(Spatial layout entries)

■ ■ ■

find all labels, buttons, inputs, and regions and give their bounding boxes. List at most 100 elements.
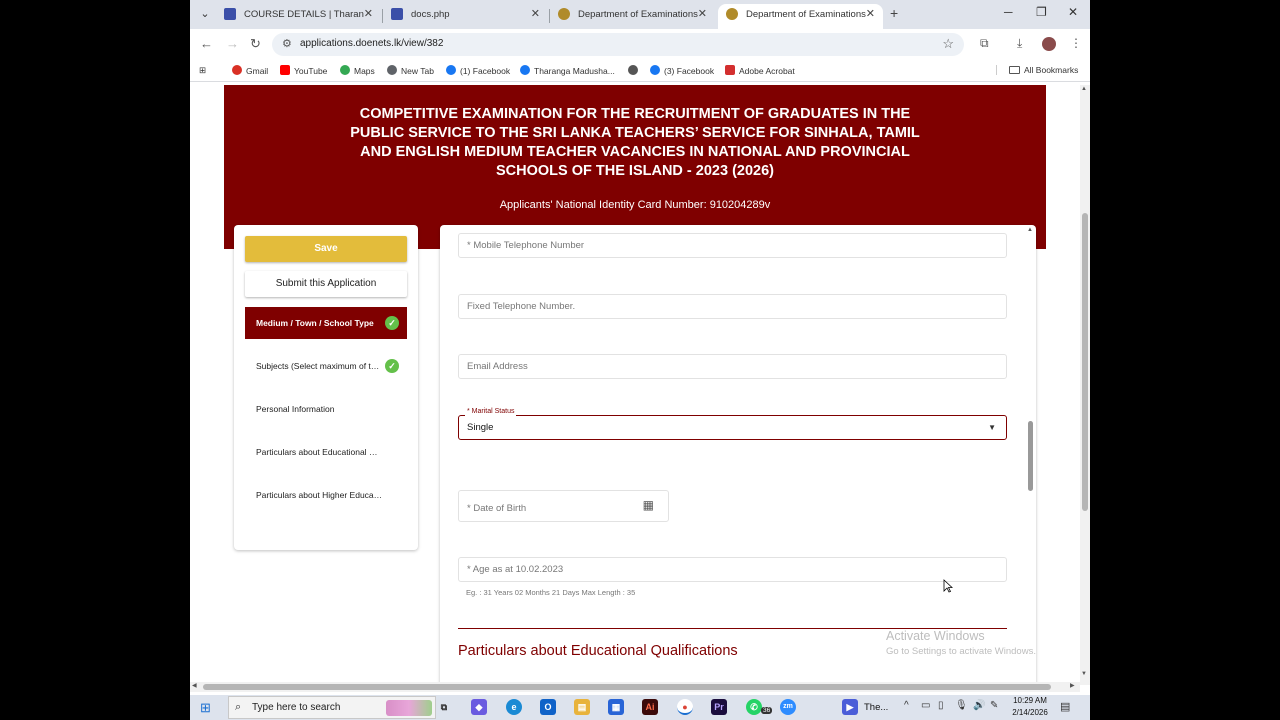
whatsapp-icon[interactable]: ✆ [746,699,762,715]
windows-start-icon[interactable]: ⊞ [200,700,211,716]
tray-chevron-icon[interactable]: ^ [904,700,909,711]
store-icon[interactable]: ▦ [608,699,624,715]
outlook-icon[interactable]: O [540,699,556,715]
bookmark-new-tab[interactable]: New Tab [387,65,434,76]
tab-department-examinations-active[interactable]: Department of Examinations - S ✕ [718,4,883,29]
bookmark-star-icon[interactable]: ☆ [942,36,954,52]
bookmark-youtube[interactable]: YouTube [280,65,327,76]
mobile-phone-field[interactable]: * Mobile Telephone Number [458,233,1007,258]
forward-icon[interactable]: → [226,36,239,51]
video-app-icon[interactable]: ▶ [842,699,858,715]
close-icon[interactable]: ✕ [531,4,540,25]
profile-avatar[interactable] [1042,37,1056,51]
scroll-up-icon[interactable]: ▲ [1027,227,1033,233]
dropdown-caret-icon: ▼ [988,423,996,432]
tab-docs[interactable]: docs.php ✕ [383,4,548,29]
scroll-left-icon[interactable]: ◀ [192,682,197,689]
notifications-icon[interactable]: ▤ [1060,700,1070,713]
bookmark-facebook-1[interactable]: (1) Facebook [446,65,510,76]
page-scrollbar[interactable]: ▲ ▼ [1080,85,1090,685]
bookmark-maps[interactable]: Maps [340,65,375,76]
bookmark-label: Gmail [246,66,269,76]
email-field[interactable]: Email Address [458,354,1007,379]
battery-icon[interactable]: ▯ [938,700,944,711]
step-educational-qualifications[interactable]: Particulars about Educational Qualificat… [245,436,407,468]
taskbar-active-label[interactable]: The... [864,702,888,713]
age-field[interactable]: * Age as at 10.02.2023 [458,557,1007,582]
edge-icon[interactable]: e [506,699,522,715]
task-view-icon[interactable]: ⧉ [436,699,452,715]
browser-toolbar: ← → ↻ ⚙ applications.doenets.lk/view/382… [190,29,1090,60]
zoom-icon[interactable]: zm [780,699,796,715]
menu-icon[interactable]: ⋮ [1070,36,1082,50]
page-viewport: COMPETITIVE EXAMINATION FOR THE RECRUITM… [190,85,1080,685]
marital-status-select[interactable]: * Marital Status Single ▼ [458,407,1007,440]
tab-department-examinations[interactable]: Department of Examinations - S ✕ [550,4,715,29]
network-icon[interactable]: ▭ [921,700,930,711]
scroll-thumb[interactable] [1082,213,1088,511]
bookmark-label: New Tab [401,66,434,76]
reload-icon[interactable]: ↻ [250,36,261,52]
chrome-icon[interactable]: ● [677,699,693,715]
bookmark-facebook-3[interactable]: (3) Facebook [650,65,714,76]
extensions-icon[interactable]: ⧉ [980,36,989,51]
restore-icon[interactable]: ❐ [1036,5,1047,19]
date-of-birth-field[interactable]: * Date of Birth ▦ [458,490,669,522]
scroll-right-icon[interactable]: ▶ [1070,682,1075,689]
form-scrollbar[interactable]: ▲ [1026,225,1036,685]
tab-course-details[interactable]: COURSE DETAILS | Tharanga G ✕ [216,4,381,29]
scroll-down-icon[interactable]: ▼ [1081,671,1087,677]
microphone-icon[interactable]: 🎙 [955,700,968,711]
facebook-icon [520,65,530,75]
globe-icon [387,65,397,75]
search-highlight-image [386,700,432,716]
back-icon[interactable]: ← [200,36,213,51]
scroll-up-icon[interactable]: ▲ [1081,86,1087,92]
apps-grid-icon[interactable]: ⊞ [199,65,206,76]
premiere-icon[interactable]: Pr [711,699,727,715]
horizontal-scrollbar[interactable]: ◀ ▶ [190,682,1080,692]
step-label: Personal Information [256,404,335,414]
close-window-icon[interactable]: ✕ [1068,5,1078,19]
bookmark-globe[interactable] [628,65,642,76]
volume-icon[interactable]: 🔊 [973,700,985,711]
close-icon[interactable]: ✕ [698,4,707,25]
bookmark-adobe-acrobat[interactable]: Adobe Acrobat [725,65,795,76]
calendar-icon[interactable]: ▦ [643,491,654,519]
scroll-thumb[interactable] [203,684,1051,690]
address-bar[interactable]: ⚙ applications.doenets.lk/view/382 ☆ [272,33,964,56]
url-text: applications.doenets.lk/view/382 [300,38,444,49]
minimize-icon[interactable]: ─ [1004,5,1013,19]
save-button[interactable]: Save [245,236,407,262]
copilot-icon[interactable]: ◆ [471,699,487,715]
step-personal-information[interactable]: Personal Information [245,393,407,425]
crest-favicon-icon [558,8,570,20]
bookmark-label: (3) Facebook [664,66,715,76]
right-letterbox [1090,0,1280,695]
pen-icon[interactable]: ✎ [990,700,998,711]
download-icon[interactable]: ⤓ [1017,36,1022,51]
acrobat-icon [725,65,735,75]
bookmark-gmail[interactable]: Gmail [232,65,268,76]
all-bookmarks[interactable]: All Bookmarks [996,65,1078,75]
close-icon[interactable]: ✕ [364,4,373,25]
taskbar-search[interactable]: ⌕ Type here to search [228,696,436,719]
check-icon: ✓ [385,316,399,330]
submit-application-button[interactable]: Submit this Application [245,271,407,297]
step-medium-town-school[interactable]: Medium / Town / School Type ✓ [245,307,407,339]
site-info-icon[interactable]: ⚙ [282,37,292,50]
scroll-thumb[interactable] [1028,421,1033,491]
bookmark-tharanga[interactable]: Tharanga Madusha... [520,65,615,76]
tab-search-icon[interactable]: ⌄ [196,5,214,23]
illustrator-icon[interactable]: Ai [642,699,658,715]
age-hint: Eg. : 31 Years 02 Months 21 Days Max Len… [466,588,636,597]
new-tab-icon[interactable]: + [890,5,898,21]
step-higher-education[interactable]: Particulars about Higher Education [245,479,407,511]
file-explorer-icon[interactable]: ▤ [574,699,590,715]
facebook-icon [650,65,660,75]
nic-number-line: Applicants' National Identity Card Numbe… [499,199,771,211]
fixed-phone-field[interactable]: Fixed Telephone Number. [458,294,1007,319]
system-clock[interactable]: 10:29 AM 2/14/2026 [1004,695,1056,719]
close-icon[interactable]: ✕ [866,4,875,25]
step-subjects[interactable]: Subjects (Select maximum of two subjects… [245,350,407,382]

■ ■ ■

To do: Reproduce every row above verbatim, character for character. Leave the pictures out of your answer.

Output of the exercise:
find all labels, buttons, inputs, and regions and give their bounding boxes. List at most 100 elements.
whatsapp-icon[interactable]: ✆ [746,699,762,715]
windows-start-icon[interactable]: ⊞ [200,700,211,716]
tray-chevron-icon[interactable]: ^ [904,700,909,711]
store-icon[interactable]: ▦ [608,699,624,715]
outlook-icon[interactable]: O [540,699,556,715]
bookmark-new-tab[interactable]: New Tab [387,65,434,76]
tab-department-examinations-active[interactable]: Department of Examinations - S ✕ [718,4,883,29]
bookmark-star-icon[interactable]: ☆ [942,36,954,52]
bookmark-youtube[interactable]: YouTube [280,65,327,76]
mobile-phone-field[interactable]: * Mobile Telephone Number [458,233,1007,258]
forward-icon[interactable]: → [226,36,239,51]
video-app-icon[interactable]: ▶ [842,699,858,715]
close-icon[interactable]: ✕ [531,4,540,25]
profile-avatar[interactable] [1042,37,1056,51]
scroll-up-icon[interactable]: ▲ [1027,227,1033,233]
dropdown-caret-icon: ▼ [988,423,996,432]
tab-docs[interactable]: docs.php ✕ [383,4,548,29]
scroll-left-icon[interactable]: ◀ [192,682,197,689]
notifications-icon[interactable]: ▤ [1060,700,1070,713]
bookmark-facebook-1[interactable]: (1) Facebook [446,65,510,76]
page-scrollbar[interactable]: ▲ ▼ [1080,85,1090,685]
bookmark-maps[interactable]: Maps [340,65,375,76]
bookmark-label: Gmail [246,66,269,76]
email-field[interactable]: Email Address [458,354,1007,379]
battery-icon[interactable]: ▯ [938,700,944,711]
step-educational-qualifications[interactable]: Particulars about Educational Qualificat… [245,436,407,468]
taskbar-active-label[interactable]: The... [864,702,888,713]
age-field[interactable]: * Age as at 10.02.2023 [458,557,1007,582]
edge-icon[interactable]: e [506,699,522,715]
task-view-icon[interactable]: ⧉ [436,699,452,715]
browser-toolbar: ← → ↻ ⚙ applications.doenets.lk/view/382… [190,29,1090,60]
zoom-icon[interactable]: zm [780,699,796,715]
menu-icon[interactable]: ⋮ [1070,36,1082,50]
page-viewport: COMPETITIVE EXAMINATION FOR THE RECRUITM… [190,85,1080,685]
marital-status-select[interactable]: * Marital Status Single ▼ [458,407,1007,440]
tab-department-examinations[interactable]: Department of Examinations - S ✕ [550,4,715,29]
network-icon[interactable]: ▭ [921,700,930,711]
scroll-thumb[interactable] [1082,213,1088,511]
bookmark-label: New Tab [401,66,434,76]
reload-icon[interactable]: ↻ [250,36,261,52]
chrome-icon[interactable]: ● [677,699,693,715]
bookmark-facebook-3[interactable]: (3) Facebook [650,65,714,76]
extensions-icon[interactable]: ⧉ [980,36,989,51]
restore-icon[interactable]: ❐ [1036,5,1047,19]
date-of-birth-field[interactable]: * Date of Birth ▦ [458,490,669,522]
scroll-right-icon[interactable]: ▶ [1070,682,1075,689]
form-scrollbar[interactable]: ▲ [1026,225,1036,685]
tab-course-details[interactable]: COURSE DETAILS | Tharanga G ✕ [216,4,381,29]
scroll-down-icon[interactable]: ▼ [1081,671,1087,677]
microphone-icon[interactable]: 🎙 [955,700,968,711]
facebook-icon [520,65,530,75]
globe-icon [387,65,397,75]
search-highlight-image [386,700,432,716]
back-icon[interactable]: ← [200,36,213,51]
scroll-up-icon[interactable]: ▲ [1081,86,1087,92]
apps-grid-icon[interactable]: ⊞ [199,65,206,76]
premiere-icon[interactable]: Pr [711,699,727,715]
horizontal-scrollbar[interactable]: ◀ ▶ [190,682,1080,692]
step-label: Personal Information [256,404,335,414]
close-window-icon[interactable]: ✕ [1068,5,1078,19]
bookmark-globe[interactable] [628,65,642,76]
volume-icon[interactable]: 🔊 [973,700,985,711]
close-icon[interactable]: ✕ [698,4,707,25]
bookmark-adobe-acrobat[interactable]: Adobe Acrobat [725,65,795,76]
calendar-icon[interactable]: ▦ [643,491,654,519]
scroll-thumb[interactable] [203,684,1051,690]
address-bar[interactable]: ⚙ applications.doenets.lk/view/382 ☆ [272,33,964,56]
url-text: applications.doenets.lk/view/382 [300,38,444,49]
minimize-icon[interactable]: ─ [1004,5,1013,19]
save-button[interactable]: Save [245,236,407,262]
copilot-icon[interactable]: ◆ [471,699,487,715]
step-personal-information[interactable]: Personal Information [245,393,407,425]
crest-favicon-icon [558,8,570,20]
bookmark-label: (3) Facebook [664,66,715,76]
right-letterbox [1090,0,1280,695]
pen-icon[interactable]: ✎ [990,700,998,711]
download-icon[interactable]: ⤓ [1017,36,1022,51]
acrobat-icon [725,65,735,75]
bookmark-gmail[interactable]: Gmail [232,65,268,76]
all-bookmarks[interactable]: All Bookmarks [996,65,1078,75]
close-icon[interactable]: ✕ [364,4,373,25]
taskbar-search[interactable]: ⌕ Type here to search [228,696,436,719]
check-icon: ✓ [385,316,399,330]
submit-application-button[interactable]: Submit this Application [245,271,407,297]
step-medium-town-school[interactable]: Medium / Town / School Type ✓ [245,307,407,339]
site-info-icon[interactable]: ⚙ [282,37,292,50]
scroll-thumb[interactable] [1028,421,1033,491]
bookmark-tharanga[interactable]: Tharanga Madusha... [520,65,615,76]
tab-search-icon[interactable]: ⌄ [196,5,214,23]
illustrator-icon[interactable]: Ai [642,699,658,715]
age-hint: Eg. : 31 Years 02 Months 21 Days Max Len… [466,588,636,597]
new-tab-icon[interactable]: + [890,5,898,21]
step-higher-education[interactable]: Particulars about Higher Education [245,479,407,511]
file-explorer-icon[interactable]: ▤ [574,699,590,715]
facebook-icon [650,65,660,75]
nic-number-line: Applicants' National Identity Card Numbe… [499,199,771,211]
fixed-phone-field[interactable]: Fixed Telephone Number. [458,294,1007,319]
system-clock[interactable]: 10:29 AM 2/14/2026 [1004,695,1056,719]
close-icon[interactable]: ✕ [866,4,875,25]
step-subjects[interactable]: Subjects (Select maximum of two subjects… [245,350,407,382]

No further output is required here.